--- begin Dataset rows ---

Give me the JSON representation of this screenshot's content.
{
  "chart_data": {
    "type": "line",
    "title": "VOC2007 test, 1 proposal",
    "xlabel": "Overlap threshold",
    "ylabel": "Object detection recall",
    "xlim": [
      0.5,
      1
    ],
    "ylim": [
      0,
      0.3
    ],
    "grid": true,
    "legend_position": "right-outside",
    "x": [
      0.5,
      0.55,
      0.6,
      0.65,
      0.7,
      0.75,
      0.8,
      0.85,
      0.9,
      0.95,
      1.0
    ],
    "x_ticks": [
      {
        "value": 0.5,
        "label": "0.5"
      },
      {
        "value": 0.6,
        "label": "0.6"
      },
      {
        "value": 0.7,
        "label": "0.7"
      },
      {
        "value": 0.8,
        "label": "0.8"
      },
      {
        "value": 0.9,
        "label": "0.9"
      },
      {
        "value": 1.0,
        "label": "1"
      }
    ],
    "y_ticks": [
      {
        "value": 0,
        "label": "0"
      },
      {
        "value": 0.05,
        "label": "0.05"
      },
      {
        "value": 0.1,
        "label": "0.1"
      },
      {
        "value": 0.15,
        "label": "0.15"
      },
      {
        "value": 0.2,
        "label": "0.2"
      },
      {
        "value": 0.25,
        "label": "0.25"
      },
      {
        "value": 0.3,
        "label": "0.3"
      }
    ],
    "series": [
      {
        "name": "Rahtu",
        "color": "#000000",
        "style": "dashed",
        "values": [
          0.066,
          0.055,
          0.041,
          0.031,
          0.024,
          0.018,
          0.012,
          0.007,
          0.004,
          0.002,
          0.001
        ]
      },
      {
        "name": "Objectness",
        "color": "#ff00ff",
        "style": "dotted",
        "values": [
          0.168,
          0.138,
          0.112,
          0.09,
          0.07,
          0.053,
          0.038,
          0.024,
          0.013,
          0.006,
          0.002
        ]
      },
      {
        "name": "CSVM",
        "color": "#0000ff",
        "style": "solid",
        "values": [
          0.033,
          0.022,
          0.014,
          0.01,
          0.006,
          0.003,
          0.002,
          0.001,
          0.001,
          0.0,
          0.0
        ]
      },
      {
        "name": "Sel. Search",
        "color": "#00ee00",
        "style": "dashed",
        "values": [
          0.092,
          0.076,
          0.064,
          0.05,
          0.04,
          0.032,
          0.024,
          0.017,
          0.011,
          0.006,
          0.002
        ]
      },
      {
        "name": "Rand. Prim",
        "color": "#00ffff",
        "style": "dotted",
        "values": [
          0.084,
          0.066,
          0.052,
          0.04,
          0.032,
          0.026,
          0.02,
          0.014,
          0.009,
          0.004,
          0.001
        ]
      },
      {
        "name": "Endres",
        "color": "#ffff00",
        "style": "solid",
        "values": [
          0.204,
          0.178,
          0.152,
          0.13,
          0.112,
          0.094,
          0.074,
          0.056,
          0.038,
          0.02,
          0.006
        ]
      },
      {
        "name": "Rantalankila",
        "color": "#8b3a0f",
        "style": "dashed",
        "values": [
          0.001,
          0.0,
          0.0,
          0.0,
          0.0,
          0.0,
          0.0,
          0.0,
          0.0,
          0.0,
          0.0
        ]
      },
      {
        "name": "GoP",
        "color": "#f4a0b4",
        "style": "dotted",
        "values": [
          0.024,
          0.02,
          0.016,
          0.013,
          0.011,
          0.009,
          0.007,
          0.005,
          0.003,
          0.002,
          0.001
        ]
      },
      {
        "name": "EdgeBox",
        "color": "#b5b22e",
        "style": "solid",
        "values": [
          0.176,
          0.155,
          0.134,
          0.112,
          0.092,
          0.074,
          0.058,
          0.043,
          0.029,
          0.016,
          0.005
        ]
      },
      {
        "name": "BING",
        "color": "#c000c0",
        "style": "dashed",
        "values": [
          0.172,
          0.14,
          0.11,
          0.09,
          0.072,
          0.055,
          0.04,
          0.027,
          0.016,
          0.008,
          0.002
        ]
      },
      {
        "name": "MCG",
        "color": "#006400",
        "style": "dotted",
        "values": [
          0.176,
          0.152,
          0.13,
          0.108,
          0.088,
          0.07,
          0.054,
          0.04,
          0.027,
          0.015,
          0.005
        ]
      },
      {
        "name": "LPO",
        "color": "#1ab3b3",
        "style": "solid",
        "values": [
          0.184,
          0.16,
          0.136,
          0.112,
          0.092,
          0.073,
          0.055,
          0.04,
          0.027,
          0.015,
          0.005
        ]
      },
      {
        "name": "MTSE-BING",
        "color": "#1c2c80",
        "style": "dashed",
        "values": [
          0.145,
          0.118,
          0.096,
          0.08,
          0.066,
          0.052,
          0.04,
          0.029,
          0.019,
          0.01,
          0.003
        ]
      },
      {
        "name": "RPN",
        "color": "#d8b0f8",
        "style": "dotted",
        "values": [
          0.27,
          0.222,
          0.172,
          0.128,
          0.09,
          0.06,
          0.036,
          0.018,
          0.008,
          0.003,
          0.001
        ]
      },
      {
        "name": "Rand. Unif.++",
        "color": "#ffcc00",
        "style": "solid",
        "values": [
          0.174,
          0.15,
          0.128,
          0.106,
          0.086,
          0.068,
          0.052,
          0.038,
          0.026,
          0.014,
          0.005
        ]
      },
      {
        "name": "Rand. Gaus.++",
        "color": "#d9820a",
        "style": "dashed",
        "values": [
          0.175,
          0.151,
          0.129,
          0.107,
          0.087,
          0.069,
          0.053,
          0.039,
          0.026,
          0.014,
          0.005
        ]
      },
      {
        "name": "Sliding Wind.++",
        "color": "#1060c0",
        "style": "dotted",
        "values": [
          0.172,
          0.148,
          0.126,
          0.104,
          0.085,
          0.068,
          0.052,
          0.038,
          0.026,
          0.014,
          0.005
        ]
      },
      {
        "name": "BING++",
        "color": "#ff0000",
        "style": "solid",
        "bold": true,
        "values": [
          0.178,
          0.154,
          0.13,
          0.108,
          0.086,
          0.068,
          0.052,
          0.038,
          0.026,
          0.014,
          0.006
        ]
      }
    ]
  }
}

--- end Dataset rows ---

Written instruction
Every line of the material must be returned exactly as it appears.

Correct answer
Give me the JSON representation of this screenshot's content.
{
  "chart_data": {
    "type": "line",
    "title": "VOC2007 test, 1 proposal",
    "xlabel": "Overlap threshold",
    "ylabel": "Object detection recall",
    "xlim": [
      0.5,
      1
    ],
    "ylim": [
      0,
      0.3
    ],
    "grid": true,
    "legend_position": "right-outside",
    "x": [
      0.5,
      0.55,
      0.6,
      0.65,
      0.7,
      0.75,
      0.8,
      0.85,
      0.9,
      0.95,
      1.0
    ],
    "x_ticks": [
      {
        "value": 0.5,
        "label": "0.5"
      },
      {
        "value": 0.6,
        "label": "0.6"
      },
      {
        "value": 0.7,
        "label": "0.7"
      },
      {
        "value": 0.8,
        "label": "0.8"
      },
      {
        "value": 0.9,
        "label": "0.9"
      },
      {
        "value": 1.0,
        "label": "1"
      }
    ],
    "y_ticks": [
      {
        "value": 0,
        "label": "0"
      },
      {
        "value": 0.05,
        "label": "0.05"
      },
      {
        "value": 0.1,
        "label": "0.1"
      },
      {
        "value": 0.15,
        "label": "0.15"
      },
      {
        "value": 0.2,
        "label": "0.2"
      },
      {
        "value": 0.25,
        "label": "0.25"
      },
      {
        "value": 0.3,
        "label": "0.3"
      }
    ],
    "series": [
      {
        "name": "Rahtu",
        "color": "#000000",
        "style": "dashed",
        "values": [
          0.066,
          0.055,
          0.041,
          0.031,
          0.024,
          0.018,
          0.012,
          0.007,
          0.004,
          0.002,
          0.001
        ]
      },
      {
        "name": "Objectness",
        "color": "#ff00ff",
        "style": "dotted",
        "values": [
          0.168,
          0.138,
          0.112,
          0.09,
          0.07,
          0.053,
          0.038,
          0.024,
          0.013,
          0.006,
          0.002
        ]
      },
      {
        "name": "CSVM",
        "color": "#0000ff",
        "style": "solid",
        "values": [
          0.033,
          0.022,
          0.014,
          0.01,
          0.006,
          0.003,
          0.002,
          0.001,
          0.001,
          0.0,
          0.0
        ]
      },
      {
        "name": "Sel. Search",
        "color": "#00ee00",
        "style": "dashed",
        "values": [
          0.092,
          0.076,
          0.064,
          0.05,
          0.04,
          0.032,
          0.024,
          0.017,
          0.011,
          0.006,
          0.002
        ]
      },
      {
        "name": "Rand. Prim",
        "color": "#00ffff",
        "style": "dotted",
        "values": [
          0.084,
          0.066,
          0.052,
          0.04,
          0.032,
          0.026,
          0.02,
          0.014,
          0.009,
          0.004,
          0.001
        ]
      },
      {
        "name": "Endres",
        "color": "#ffff00",
        "style": "solid",
        "values": [
          0.204,
          0.178,
          0.152,
          0.13,
          0.112,
          0.094,
          0.074,
          0.056,
          0.038,
          0.02,
          0.006
        ]
      },
      {
        "name": "Rantalankila",
        "color": "#8b3a0f",
        "style": "dashed",
        "values": [
          0.001,
          0.0,
          0.0,
          0.0,
          0.0,
          0.0,
          0.0,
          0.0,
          0.0,
          0.0,
          0.0
        ]
      },
      {
        "name": "GoP",
        "color": "#f4a0b4",
        "style": "dotted",
        "values": [
          0.024,
          0.02,
          0.016,
          0.013,
          0.011,
          0.009,
          0.007,
          0.005,
          0.003,
          0.002,
          0.001
        ]
      },
      {
        "name": "EdgeBox",
        "color": "#b5b22e",
        "style": "solid",
        "values": [
          0.176,
          0.155,
          0.134,
          0.112,
          0.092,
          0.074,
          0.058,
          0.043,
          0.029,
          0.016,
          0.005
        ]
      },
      {
        "name": "BING",
        "color": "#c000c0",
        "style": "dashed",
        "values": [
          0.172,
          0.14,
          0.11,
          0.09,
          0.072,
          0.055,
          0.04,
          0.027,
          0.016,
          0.008,
          0.002
        ]
      },
      {
        "name": "MCG",
        "color": "#006400",
        "style": "dotted",
        "values": [
          0.176,
          0.152,
          0.13,
          0.108,
          0.088,
          0.07,
          0.054,
          0.04,
          0.027,
          0.015,
          0.005
        ]
      },
      {
        "name": "LPO",
        "color": "#1ab3b3",
        "style": "solid",
        "values": [
          0.184,
          0.16,
          0.136,
          0.112,
          0.092,
          0.073,
          0.055,
          0.04,
          0.027,
          0.015,
          0.005
        ]
      },
      {
        "name": "MTSE-BING",
        "color": "#1c2c80",
        "style": "dashed",
        "values": [
          0.145,
          0.118,
          0.096,
          0.08,
          0.066,
          0.052,
          0.04,
          0.029,
          0.019,
          0.01,
          0.003
        ]
      },
      {
        "name": "RPN",
        "color": "#d8b0f8",
        "style": "dotted",
        "values": [
          0.27,
          0.222,
          0.172,
          0.128,
          0.09,
          0.06,
          0.036,
          0.018,
          0.008,
          0.003,
          0.001
        ]
      },
      {
        "name": "Rand. Unif.++",
        "color": "#ffcc00",
        "style": "solid",
        "values": [
          0.174,
          0.15,
          0.128,
          0.106,
          0.086,
          0.068,
          0.052,
          0.038,
          0.026,
          0.014,
          0.005
        ]
      },
      {
        "name": "Rand. Gaus.++",
        "color": "#d9820a",
        "style": "dashed",
        "values": [
          0.175,
          0.151,
          0.129,
          0.107,
          0.087,
          0.069,
          0.053,
          0.039,
          0.026,
          0.014,
          0.005
        ]
      },
      {
        "name": "Sliding Wind.++",
        "color": "#1060c0",
        "style": "dotted",
        "values": [
          0.172,
          0.148,
          0.126,
          0.104,
          0.085,
          0.068,
          0.052,
          0.038,
          0.026,
          0.014,
          0.005
        ]
      },
      {
        "name": "BING++",
        "color": "#ff0000",
        "style": "solid",
        "bold": true,
        "values": [
          0.178,
          0.154,
          0.13,
          0.108,
          0.086,
          0.068,
          0.052,
          0.038,
          0.026,
          0.014,
          0.006
        ]
      }
    ]
  }
}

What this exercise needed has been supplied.